■ **Short task**: Every line holding the word "their" counts once. Give the total, nothing more.

■ **Record list**:

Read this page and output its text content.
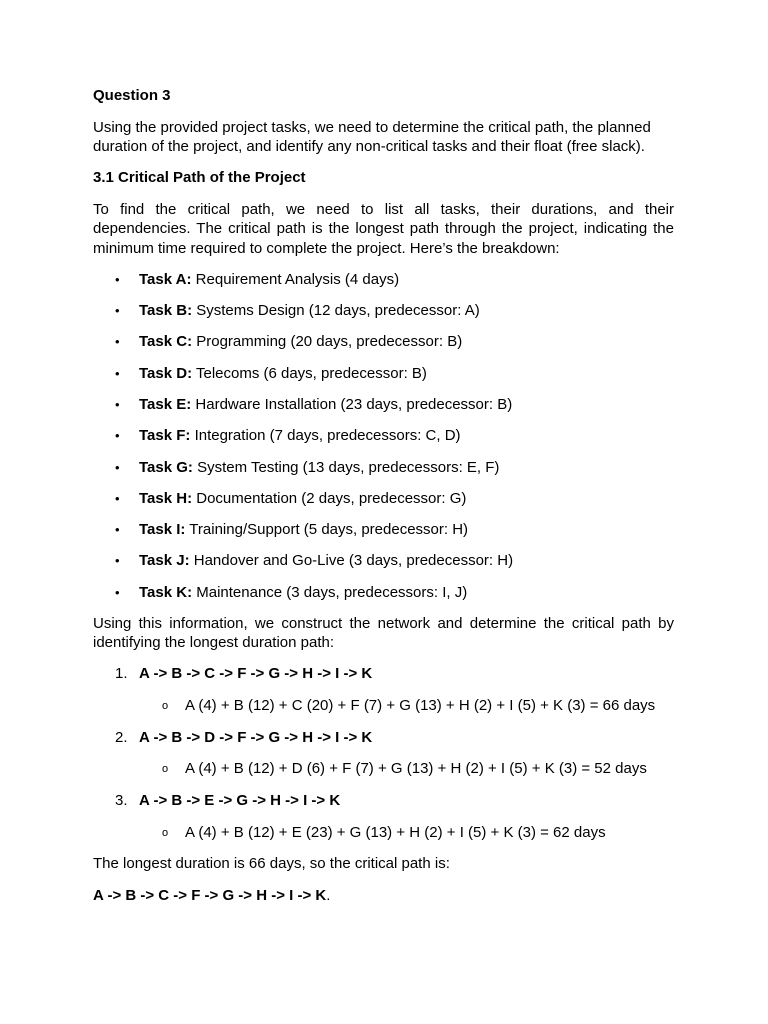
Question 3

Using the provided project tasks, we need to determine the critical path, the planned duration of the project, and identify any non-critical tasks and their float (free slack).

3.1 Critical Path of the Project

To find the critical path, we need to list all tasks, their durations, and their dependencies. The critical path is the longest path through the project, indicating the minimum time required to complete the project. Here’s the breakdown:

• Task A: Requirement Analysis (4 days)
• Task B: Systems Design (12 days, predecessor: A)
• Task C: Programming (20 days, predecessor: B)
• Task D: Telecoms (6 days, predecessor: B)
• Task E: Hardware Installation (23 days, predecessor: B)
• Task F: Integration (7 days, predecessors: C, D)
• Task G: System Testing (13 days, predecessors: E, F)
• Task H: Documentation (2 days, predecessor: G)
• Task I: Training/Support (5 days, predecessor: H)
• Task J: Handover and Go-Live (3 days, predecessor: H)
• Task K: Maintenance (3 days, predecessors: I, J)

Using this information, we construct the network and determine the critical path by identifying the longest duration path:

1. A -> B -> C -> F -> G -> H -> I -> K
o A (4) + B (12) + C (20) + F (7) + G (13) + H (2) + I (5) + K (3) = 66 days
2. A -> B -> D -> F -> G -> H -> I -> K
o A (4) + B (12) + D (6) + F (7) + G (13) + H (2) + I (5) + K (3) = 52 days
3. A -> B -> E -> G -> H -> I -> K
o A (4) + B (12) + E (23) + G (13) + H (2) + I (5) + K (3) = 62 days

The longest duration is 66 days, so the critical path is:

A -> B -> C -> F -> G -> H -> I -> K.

* * *

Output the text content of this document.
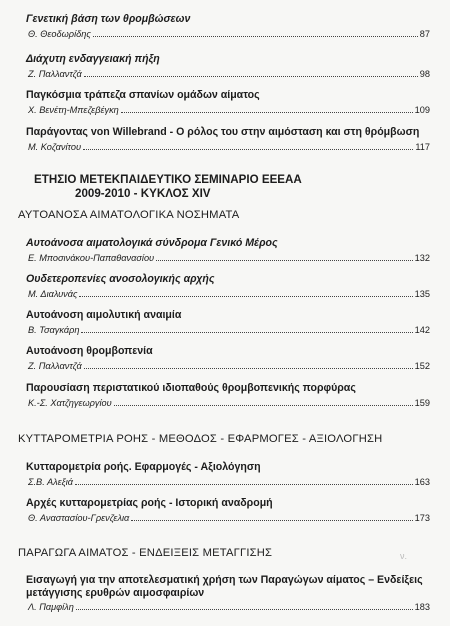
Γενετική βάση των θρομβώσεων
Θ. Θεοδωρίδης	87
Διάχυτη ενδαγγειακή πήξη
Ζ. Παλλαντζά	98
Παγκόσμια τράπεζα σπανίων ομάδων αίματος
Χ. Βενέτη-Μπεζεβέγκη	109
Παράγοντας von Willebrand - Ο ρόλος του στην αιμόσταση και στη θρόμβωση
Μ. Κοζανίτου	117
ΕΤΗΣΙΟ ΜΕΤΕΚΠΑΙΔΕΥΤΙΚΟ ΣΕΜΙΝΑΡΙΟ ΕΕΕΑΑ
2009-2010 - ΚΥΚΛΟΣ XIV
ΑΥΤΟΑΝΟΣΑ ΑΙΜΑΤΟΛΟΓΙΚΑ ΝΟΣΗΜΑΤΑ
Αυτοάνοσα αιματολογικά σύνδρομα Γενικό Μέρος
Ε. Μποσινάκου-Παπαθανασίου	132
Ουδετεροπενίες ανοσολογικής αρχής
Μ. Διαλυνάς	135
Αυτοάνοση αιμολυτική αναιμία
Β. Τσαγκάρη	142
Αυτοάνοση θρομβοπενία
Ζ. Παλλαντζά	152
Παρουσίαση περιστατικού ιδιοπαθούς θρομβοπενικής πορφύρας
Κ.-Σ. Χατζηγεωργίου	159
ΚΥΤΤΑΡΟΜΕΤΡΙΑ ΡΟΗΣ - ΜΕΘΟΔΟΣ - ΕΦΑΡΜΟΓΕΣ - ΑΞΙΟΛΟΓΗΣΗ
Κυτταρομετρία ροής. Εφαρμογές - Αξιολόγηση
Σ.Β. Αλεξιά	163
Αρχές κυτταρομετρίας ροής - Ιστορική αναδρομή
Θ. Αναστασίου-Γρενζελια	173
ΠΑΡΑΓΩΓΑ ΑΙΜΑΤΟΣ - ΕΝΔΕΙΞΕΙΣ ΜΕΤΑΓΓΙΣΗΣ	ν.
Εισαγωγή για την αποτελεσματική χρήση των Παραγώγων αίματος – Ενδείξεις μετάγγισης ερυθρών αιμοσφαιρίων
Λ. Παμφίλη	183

==

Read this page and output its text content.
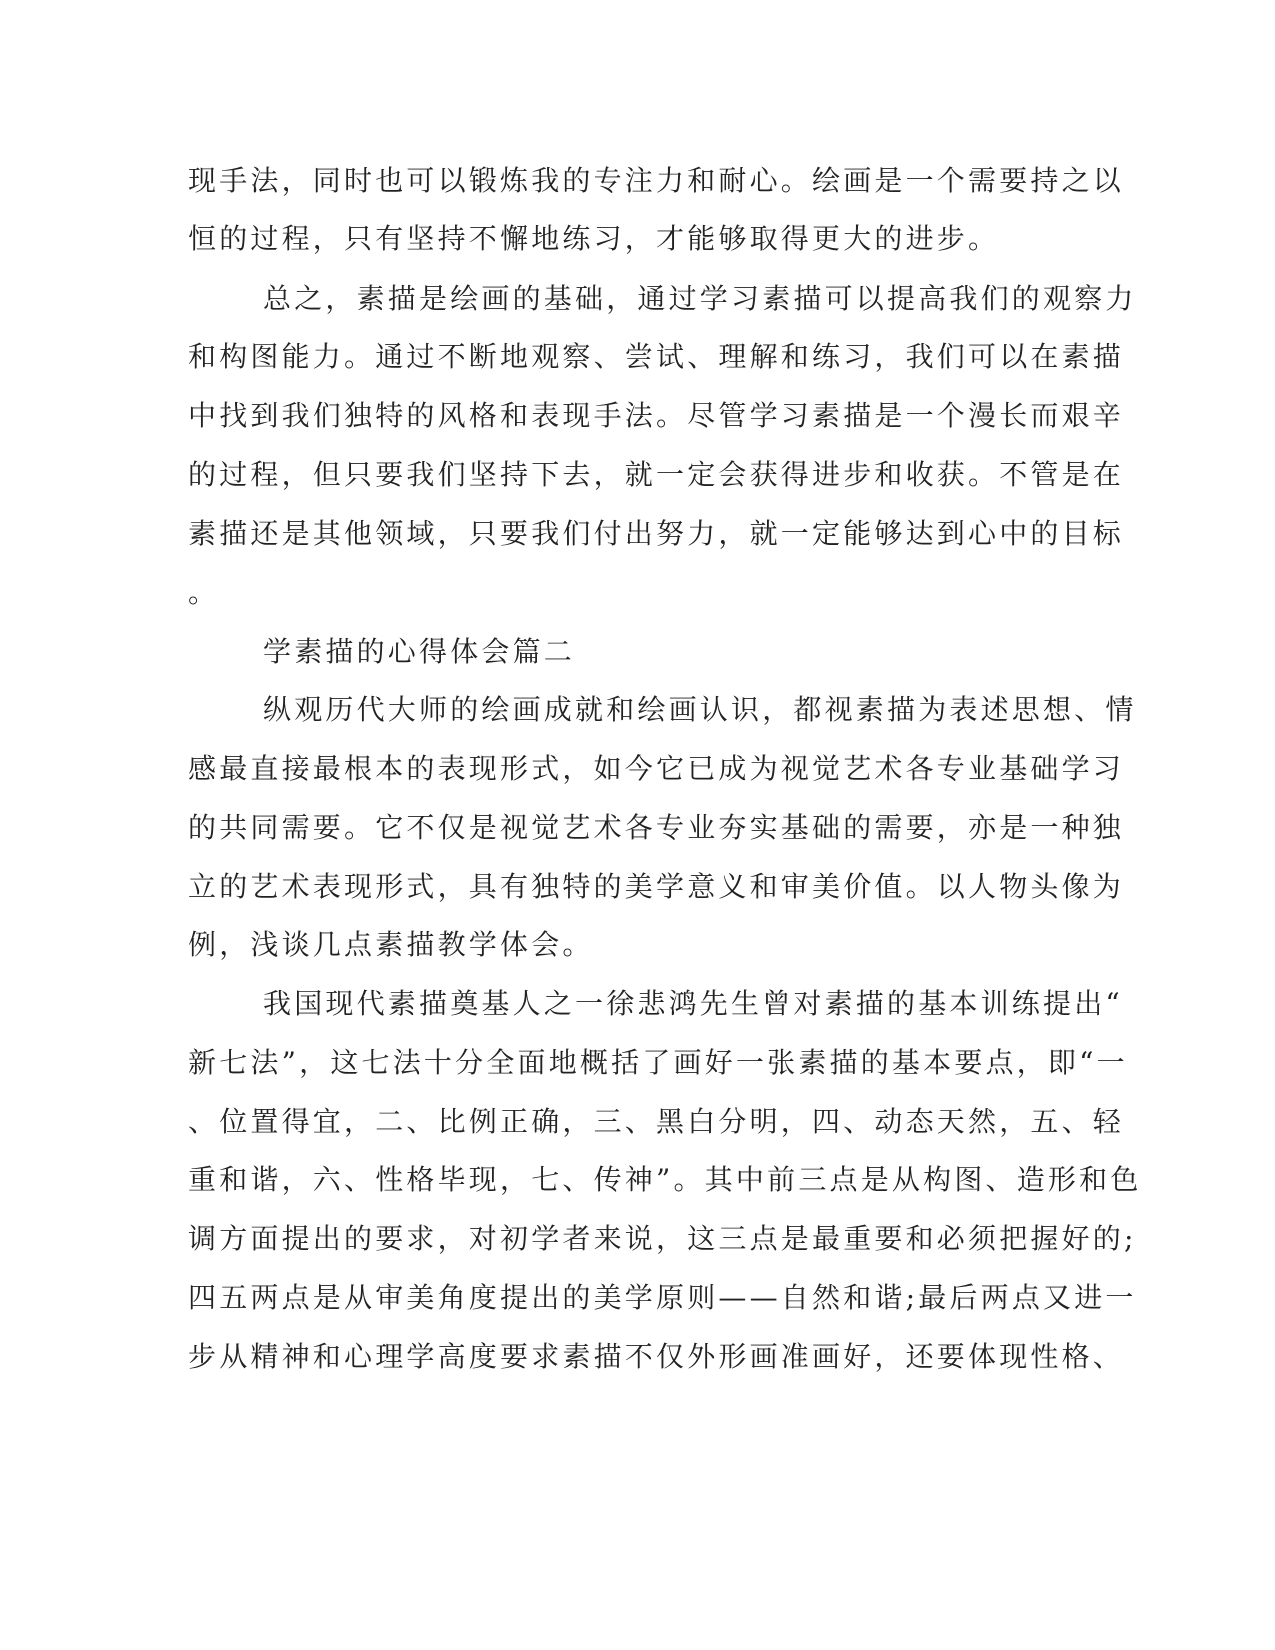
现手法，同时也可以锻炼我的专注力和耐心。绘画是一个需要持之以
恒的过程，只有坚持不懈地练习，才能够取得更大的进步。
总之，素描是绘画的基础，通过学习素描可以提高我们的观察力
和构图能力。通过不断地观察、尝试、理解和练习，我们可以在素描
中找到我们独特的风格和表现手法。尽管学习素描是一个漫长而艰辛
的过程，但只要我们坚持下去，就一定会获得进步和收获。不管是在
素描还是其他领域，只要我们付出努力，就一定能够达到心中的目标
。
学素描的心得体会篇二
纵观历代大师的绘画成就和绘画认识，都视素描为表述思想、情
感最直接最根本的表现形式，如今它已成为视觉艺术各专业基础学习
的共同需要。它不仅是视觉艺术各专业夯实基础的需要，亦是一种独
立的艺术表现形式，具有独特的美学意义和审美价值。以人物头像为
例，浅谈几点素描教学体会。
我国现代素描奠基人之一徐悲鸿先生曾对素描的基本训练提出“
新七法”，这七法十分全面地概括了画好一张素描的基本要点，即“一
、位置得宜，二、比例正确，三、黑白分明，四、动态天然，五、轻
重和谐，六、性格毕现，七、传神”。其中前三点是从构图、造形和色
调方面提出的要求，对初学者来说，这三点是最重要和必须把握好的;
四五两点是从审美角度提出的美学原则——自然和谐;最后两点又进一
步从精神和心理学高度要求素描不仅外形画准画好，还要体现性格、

■ **Full response**: 2